**Written request:**
Sort through the entries below and pull out lines containing the word "közül".
###
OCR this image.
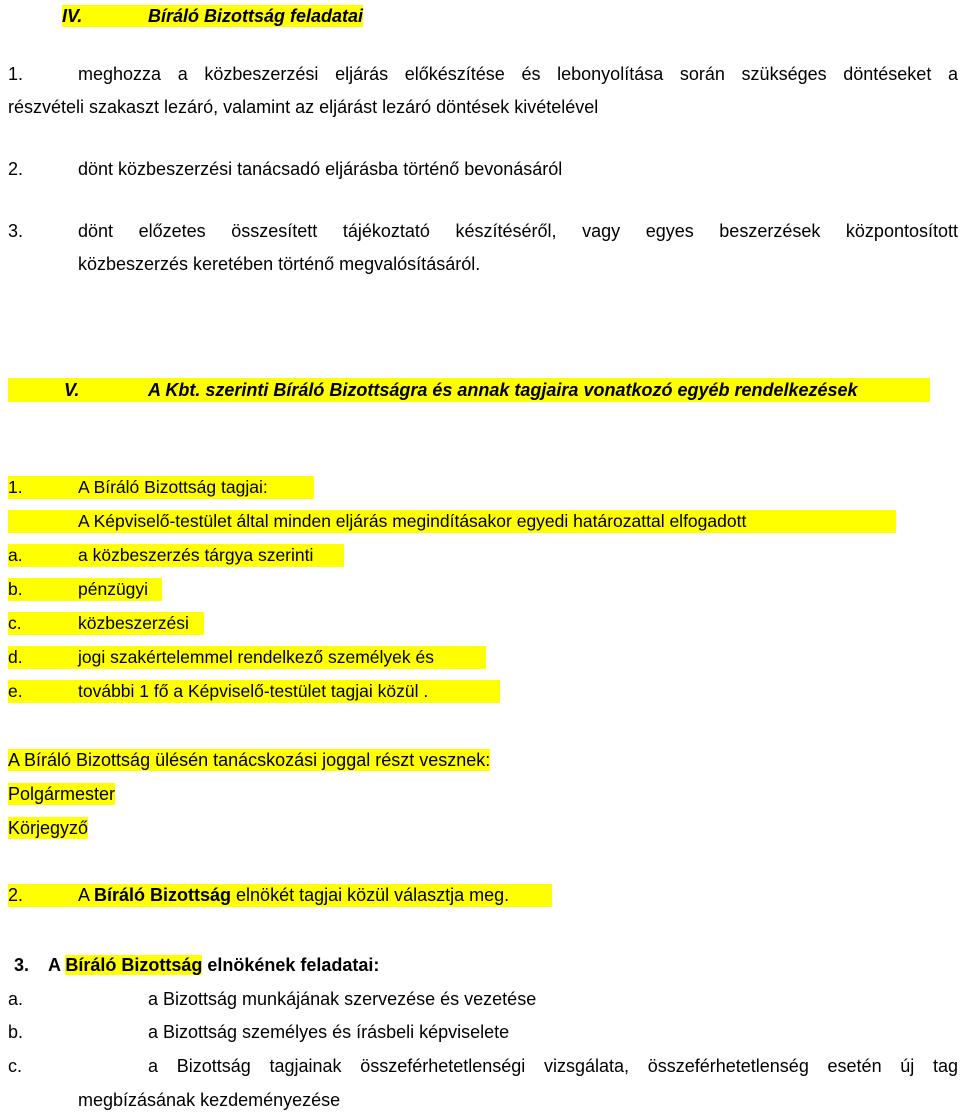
IV.	Bíráló Bizottság feladatai
1.	meghozza a közbeszerzési eljárás előkészítése és lebonyolítása során szükséges döntéseket a
részvételi szakaszt lezáró, valamint az eljárást lezáró döntések kivételével
2.	dönt közbeszerzési tanácsadó eljárásba történő bevonásáról
3.	dönt előzetes összesített tájékoztató készítéséről, vagy egyes beszerzések központosított
közbeszerzés keretében történő megvalósításáról.
V.	A Kbt. szerinti Bíráló Bizottságra és annak tagjaira vonatkozó egyéb rendelkezések
1.	A Bíráló Bizottság tagjai:
A Képviselő-testület által minden eljárás megindításakor egyedi határozattal elfogadott
a.	a közbeszerzés tárgya szerinti
b.	pénzügyi
c.	közbeszerzési
d.	jogi szakértelemmel rendelkező személyek és
e.	további 1 fő a Képviselő-testület tagjai közül .
A Bíráló Bizottság ülésén tanácskozási joggal részt vesznek:
Polgármester
Körjegyző
2.	A Bíráló Bizottság elnökét tagjai közül választja meg.
3. A Bíráló Bizottság elnökének feladatai:
a.	a Bizottság munkájának szervezése és vezetése
b.	a Bizottság személyes és írásbeli képviselete
c.	a Bizottság tagjainak összeférhetetlenségi vizsgálata, összeférhetetlenség esetén új tag
megbízásának kezdeményezése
###
**Solution to the exercise:**
e.	további 1 fő a Képviselő-testület tagjai közül .
2.	A Bíráló Bizottság elnökét tagjai közül választja meg.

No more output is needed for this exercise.